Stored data
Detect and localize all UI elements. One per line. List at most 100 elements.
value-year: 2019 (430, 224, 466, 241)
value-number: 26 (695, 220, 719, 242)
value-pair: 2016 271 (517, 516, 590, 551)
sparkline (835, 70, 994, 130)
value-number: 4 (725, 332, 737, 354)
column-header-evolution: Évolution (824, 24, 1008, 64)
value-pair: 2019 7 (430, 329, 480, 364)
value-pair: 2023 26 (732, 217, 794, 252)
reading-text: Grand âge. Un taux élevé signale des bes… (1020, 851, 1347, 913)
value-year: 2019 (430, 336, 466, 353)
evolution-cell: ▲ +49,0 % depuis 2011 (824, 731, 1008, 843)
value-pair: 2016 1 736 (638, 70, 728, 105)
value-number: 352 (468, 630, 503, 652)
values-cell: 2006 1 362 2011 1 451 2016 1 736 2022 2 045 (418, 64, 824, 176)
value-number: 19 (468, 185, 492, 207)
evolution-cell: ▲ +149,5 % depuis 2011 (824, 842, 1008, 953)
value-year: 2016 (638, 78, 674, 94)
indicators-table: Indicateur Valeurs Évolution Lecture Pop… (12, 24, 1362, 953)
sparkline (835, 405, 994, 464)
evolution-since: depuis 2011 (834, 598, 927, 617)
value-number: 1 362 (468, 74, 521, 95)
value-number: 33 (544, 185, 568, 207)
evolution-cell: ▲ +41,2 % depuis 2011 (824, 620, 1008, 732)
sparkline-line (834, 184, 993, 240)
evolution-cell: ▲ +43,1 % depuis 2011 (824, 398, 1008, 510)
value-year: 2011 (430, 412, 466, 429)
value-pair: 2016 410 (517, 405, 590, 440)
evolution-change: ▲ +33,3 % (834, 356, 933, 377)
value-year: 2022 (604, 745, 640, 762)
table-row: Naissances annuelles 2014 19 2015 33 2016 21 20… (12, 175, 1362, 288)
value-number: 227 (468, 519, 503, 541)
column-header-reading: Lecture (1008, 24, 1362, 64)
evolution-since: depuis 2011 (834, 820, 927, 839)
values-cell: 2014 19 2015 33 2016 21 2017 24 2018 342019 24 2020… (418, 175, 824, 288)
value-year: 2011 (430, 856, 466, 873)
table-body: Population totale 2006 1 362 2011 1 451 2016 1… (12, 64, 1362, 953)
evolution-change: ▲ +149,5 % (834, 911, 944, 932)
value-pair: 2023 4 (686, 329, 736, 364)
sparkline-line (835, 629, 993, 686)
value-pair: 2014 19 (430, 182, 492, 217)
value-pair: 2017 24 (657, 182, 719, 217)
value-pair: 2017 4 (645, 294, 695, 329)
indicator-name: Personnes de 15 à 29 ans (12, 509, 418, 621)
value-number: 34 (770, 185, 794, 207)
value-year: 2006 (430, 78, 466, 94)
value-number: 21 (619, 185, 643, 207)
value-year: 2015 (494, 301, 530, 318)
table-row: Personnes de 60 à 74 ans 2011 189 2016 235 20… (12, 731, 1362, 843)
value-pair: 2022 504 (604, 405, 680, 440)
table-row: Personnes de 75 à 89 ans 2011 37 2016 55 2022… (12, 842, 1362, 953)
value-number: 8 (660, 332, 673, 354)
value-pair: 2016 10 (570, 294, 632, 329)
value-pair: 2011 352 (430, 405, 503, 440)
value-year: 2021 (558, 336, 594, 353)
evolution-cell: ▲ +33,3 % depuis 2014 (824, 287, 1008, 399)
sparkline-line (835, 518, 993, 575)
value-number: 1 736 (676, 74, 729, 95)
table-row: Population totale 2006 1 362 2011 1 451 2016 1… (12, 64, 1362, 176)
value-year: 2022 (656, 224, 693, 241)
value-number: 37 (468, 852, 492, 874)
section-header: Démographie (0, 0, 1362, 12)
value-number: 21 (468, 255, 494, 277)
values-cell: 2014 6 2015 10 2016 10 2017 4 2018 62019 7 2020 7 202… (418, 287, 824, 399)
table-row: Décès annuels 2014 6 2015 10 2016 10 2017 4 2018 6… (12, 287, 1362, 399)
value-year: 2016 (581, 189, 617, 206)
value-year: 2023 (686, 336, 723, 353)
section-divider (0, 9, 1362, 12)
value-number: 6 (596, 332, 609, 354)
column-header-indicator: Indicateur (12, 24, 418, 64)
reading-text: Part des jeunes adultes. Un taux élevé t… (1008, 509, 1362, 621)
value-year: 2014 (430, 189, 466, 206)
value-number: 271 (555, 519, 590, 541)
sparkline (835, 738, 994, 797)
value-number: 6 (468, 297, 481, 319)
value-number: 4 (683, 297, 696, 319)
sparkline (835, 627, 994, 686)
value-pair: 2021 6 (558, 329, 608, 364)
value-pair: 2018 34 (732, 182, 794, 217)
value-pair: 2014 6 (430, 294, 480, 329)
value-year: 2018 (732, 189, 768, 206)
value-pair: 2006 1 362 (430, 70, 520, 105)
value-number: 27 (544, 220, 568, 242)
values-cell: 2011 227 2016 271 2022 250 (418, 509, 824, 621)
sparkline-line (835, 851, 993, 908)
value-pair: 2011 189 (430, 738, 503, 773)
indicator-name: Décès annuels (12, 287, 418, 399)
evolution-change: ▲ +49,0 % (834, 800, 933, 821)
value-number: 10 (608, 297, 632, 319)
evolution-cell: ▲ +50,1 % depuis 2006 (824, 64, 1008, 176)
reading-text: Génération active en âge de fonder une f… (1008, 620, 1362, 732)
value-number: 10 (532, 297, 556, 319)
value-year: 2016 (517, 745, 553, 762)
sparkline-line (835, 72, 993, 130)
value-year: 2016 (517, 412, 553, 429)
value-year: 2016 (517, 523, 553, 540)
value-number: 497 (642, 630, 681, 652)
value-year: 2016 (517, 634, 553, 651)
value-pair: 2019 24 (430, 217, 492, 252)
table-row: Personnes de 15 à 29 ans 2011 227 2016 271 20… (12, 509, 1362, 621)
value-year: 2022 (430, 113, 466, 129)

** Prompt **
Copy every line of the data above without changing anything.

** Task response **
Detect and localize all UI elements. One per line. List at most 100 elements.
value-year: 2019 (430, 224, 466, 241)
value-number: 26 (695, 220, 719, 242)
value-pair: 2016 271 (517, 516, 590, 551)
sparkline (835, 70, 994, 130)
value-number: 4 (725, 332, 737, 354)
column-header-evolution: Évolution (824, 24, 1008, 64)
value-pair: 2019 7 (430, 329, 480, 364)
value-pair: 2023 26 (732, 217, 794, 252)
reading-text: Grand âge. Un taux élevé signale des bes… (1020, 851, 1347, 913)
value-year: 2019 (430, 336, 466, 353)
evolution-cell: ▲ +49,0 % depuis 2011 (824, 731, 1008, 843)
value-pair: 2016 1 736 (638, 70, 728, 105)
value-number: 352 (468, 630, 503, 652)
values-cell: 2006 1 362 2011 1 451 2016 1 736 2022 2 045 (418, 64, 824, 176)
value-number: 19 (468, 185, 492, 207)
evolution-cell: ▲ +149,5 % depuis 2011 (824, 842, 1008, 953)
value-year: 2016 (638, 78, 674, 94)
indicators-table: Indicateur Valeurs Évolution Lecture Pop… (12, 24, 1362, 953)
sparkline (835, 405, 994, 464)
evolution-since: depuis 2011 (834, 598, 927, 617)
value-number: 1 362 (468, 74, 521, 95)
value-number: 33 (544, 185, 568, 207)
evolution-cell: ▲ +41,2 % depuis 2011 (824, 620, 1008, 732)
sparkline-line (834, 184, 993, 240)
evolution-cell: ▲ +43,1 % depuis 2011 (824, 398, 1008, 510)
value-year: 2011 (430, 412, 466, 429)
value-pair: 2016 410 (517, 405, 590, 440)
evolution-change: ▲ +33,3 % (834, 356, 933, 377)
value-year: 2022 (604, 745, 640, 762)
table-row: Naissances annuelles 2014 19 2015 33 2016 21 20… (12, 175, 1362, 288)
value-number: 227 (468, 519, 503, 541)
column-header-reading: Lecture (1008, 24, 1362, 64)
evolution-since: depuis 2011 (834, 820, 927, 839)
values-cell: 2014 19 2015 33 2016 21 2017 24 2018 342019 24 2020… (418, 175, 824, 288)
value-year: 2011 (430, 856, 466, 873)
table-body: Population totale 2006 1 362 2011 1 451 2016 1… (12, 64, 1362, 953)
evolution-change: ▲ +149,5 % (834, 911, 944, 932)
value-pair: 2023 4 (686, 329, 736, 364)
sparkline-line (835, 629, 993, 686)
value-pair: 2014 19 (430, 182, 492, 217)
value-pair: 2017 24 (657, 182, 719, 217)
value-pair: 2017 4 (645, 294, 695, 329)
indicator-name: Personnes de 15 à 29 ans (12, 509, 418, 621)
value-number: 34 (770, 185, 794, 207)
value-year: 2006 (430, 78, 466, 94)
value-number: 21 (619, 185, 643, 207)
value-year: 2015 (494, 301, 530, 318)
table-row: Personnes de 60 à 74 ans 2011 189 2016 235 20… (12, 731, 1362, 843)
value-pair: 2022 504 (604, 405, 680, 440)
table-row: Personnes de 75 à 89 ans 2011 37 2016 55 2022… (12, 842, 1362, 953)
value-number: 8 (660, 332, 673, 354)
value-pair: 2016 10 (570, 294, 632, 329)
value-pair: 2011 352 (430, 405, 503, 440)
value-year: 2021 (558, 336, 594, 353)
evolution-cell: ▲ +33,3 % depuis 2014 (824, 287, 1008, 399)
sparkline-line (835, 518, 993, 575)
value-number: 1 736 (676, 74, 729, 95)
table-row: Population totale 2006 1 362 2011 1 451 2016 1… (12, 64, 1362, 176)
value-year: 2022 (656, 224, 693, 241)
value-number: 37 (468, 852, 492, 874)
section-header: Démographie (0, 0, 1362, 12)
value-number: 21 (468, 255, 494, 277)
values-cell: 2014 6 2015 10 2016 10 2017 4 2018 62019 7 2020 7 202… (418, 287, 824, 399)
table-row: Décès annuels 2014 6 2015 10 2016 10 2017 4 2018 6… (12, 287, 1362, 399)
value-year: 2016 (581, 189, 617, 206)
value-year: 2023 (686, 336, 723, 353)
section-divider (0, 9, 1362, 12)
value-number: 6 (596, 332, 609, 354)
column-header-indicator: Indicateur (12, 24, 418, 64)
reading-text: Part des jeunes adultes. Un taux élevé t… (1008, 509, 1362, 621)
value-year: 2014 (430, 189, 466, 206)
value-number: 271 (555, 519, 590, 541)
sparkline (835, 738, 994, 797)
value-number: 6 (468, 297, 481, 319)
value-number: 4 (683, 297, 696, 319)
sparkline (835, 627, 994, 686)
value-pair: 2021 6 (558, 329, 608, 364)
value-pair: 2018 34 (732, 182, 794, 217)
value-pair: 2014 6 (430, 294, 480, 329)
value-year: 2018 (732, 189, 768, 206)
value-pair: 2006 1 362 (430, 70, 520, 105)
value-number: 27 (544, 220, 568, 242)
values-cell: 2011 227 2016 271 2022 250 (418, 509, 824, 621)
sparkline-line (835, 851, 993, 908)
value-pair: 2011 189 (430, 738, 503, 773)
indicator-name: Décès annuels (12, 287, 418, 399)
evolution-change: ▲ +49,0 % (834, 800, 933, 821)
value-number: 10 (608, 297, 632, 319)
evolution-cell: ▲ +50,1 % depuis 2006 (824, 64, 1008, 176)
reading-text: Génération active en âge de fonder une f… (1008, 620, 1362, 732)
value-number: 10 (532, 297, 556, 319)
value-year: 2016 (517, 745, 553, 762)
sparkline-line (835, 72, 993, 130)
value-year: 2016 (517, 412, 553, 429)
value-year: 2016 (517, 523, 553, 540)
value-number: 497 (642, 630, 681, 652)
value-year: 2016 (517, 634, 553, 651)
value-pair: 2019 24 (430, 217, 492, 252)
table-row: Personnes de 15 à 29 ans 2011 227 2016 271 20… (12, 509, 1362, 621)
value-year: 2022 (430, 113, 466, 129)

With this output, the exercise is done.